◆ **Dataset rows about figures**

————————

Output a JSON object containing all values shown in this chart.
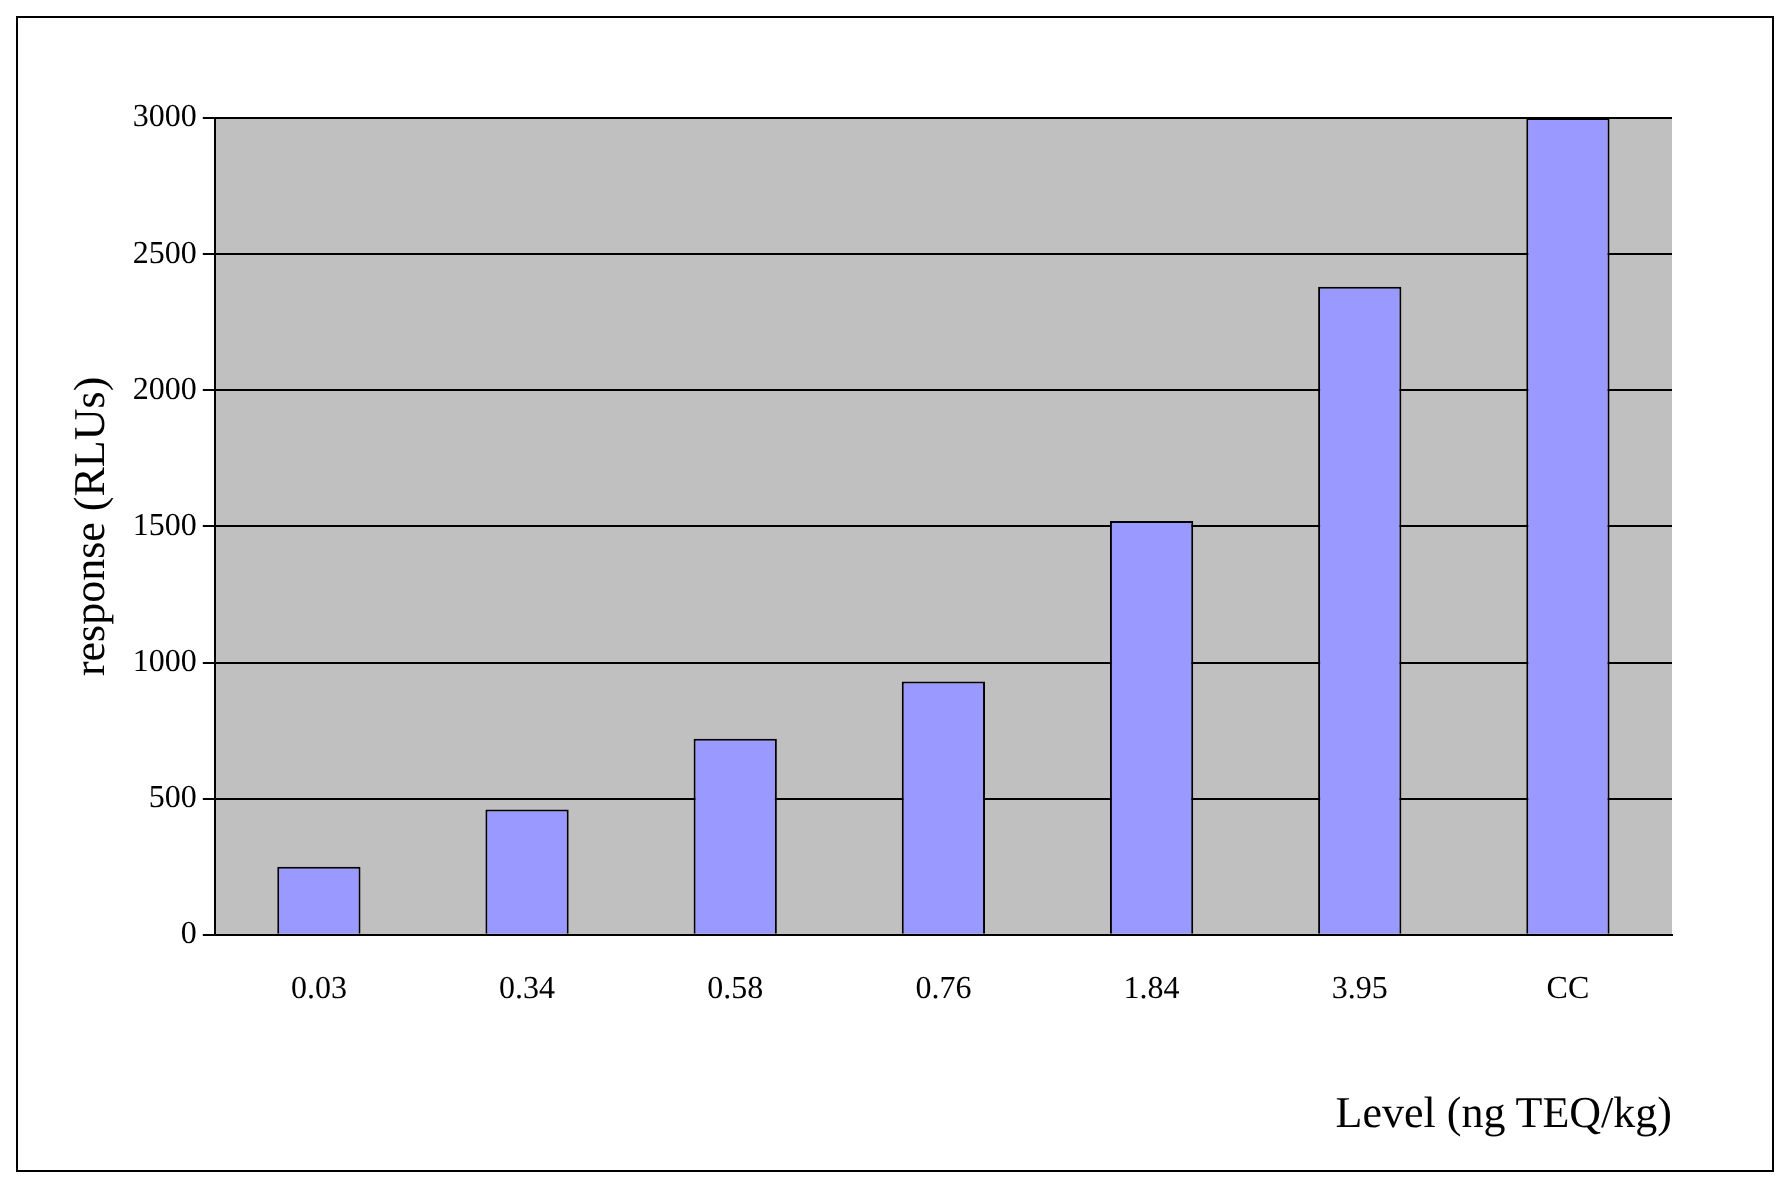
{
  "chart_data": {
    "type": "bar",
    "xlabel": "Level (ng TEQ/kg)",
    "ylabel": "response (RLUs)",
    "categories": [
      "0.03",
      "0.34",
      "0.58",
      "0.76",
      "1.84",
      "3.95",
      "CC"
    ],
    "values": [
      250,
      460,
      720,
      930,
      1520,
      2380,
      3000
    ],
    "color": "#9999ff",
    "ylim": [
      0,
      3000
    ],
    "yticks": [
      0,
      500,
      1000,
      1500,
      2000,
      2500,
      3000
    ],
    "grid": "y",
    "legend": false
  }
}
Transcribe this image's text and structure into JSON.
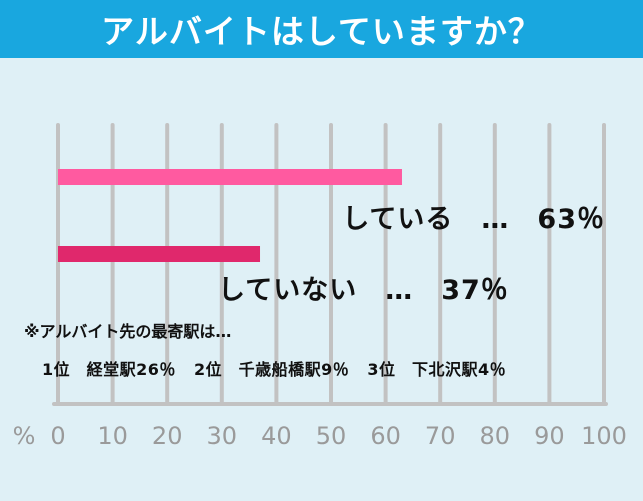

————————

◆ **Written request**
The pictures should not be reproduced; quote all of the other material exactly.

◆ **Problem solution**
Output a JSON object containing all values shown in this chart.
{
  "chart_data": {
    "type": "bar",
    "xlabel": "Level (ng TEQ/kg)",
    "ylabel": "response (RLUs)",
    "categories": [
      "0.03",
      "0.34",
      "0.58",
      "0.76",
      "1.84",
      "3.95",
      "CC"
    ],
    "values": [
      250,
      460,
      720,
      930,
      1520,
      2380,
      3000
    ],
    "color": "#9999ff",
    "ylim": [
      0,
      3000
    ],
    "yticks": [
      0,
      500,
      1000,
      1500,
      2000,
      2500,
      3000
    ],
    "grid": "y",
    "legend": false
  }
}
Transcribe this image's text and structure into JSON.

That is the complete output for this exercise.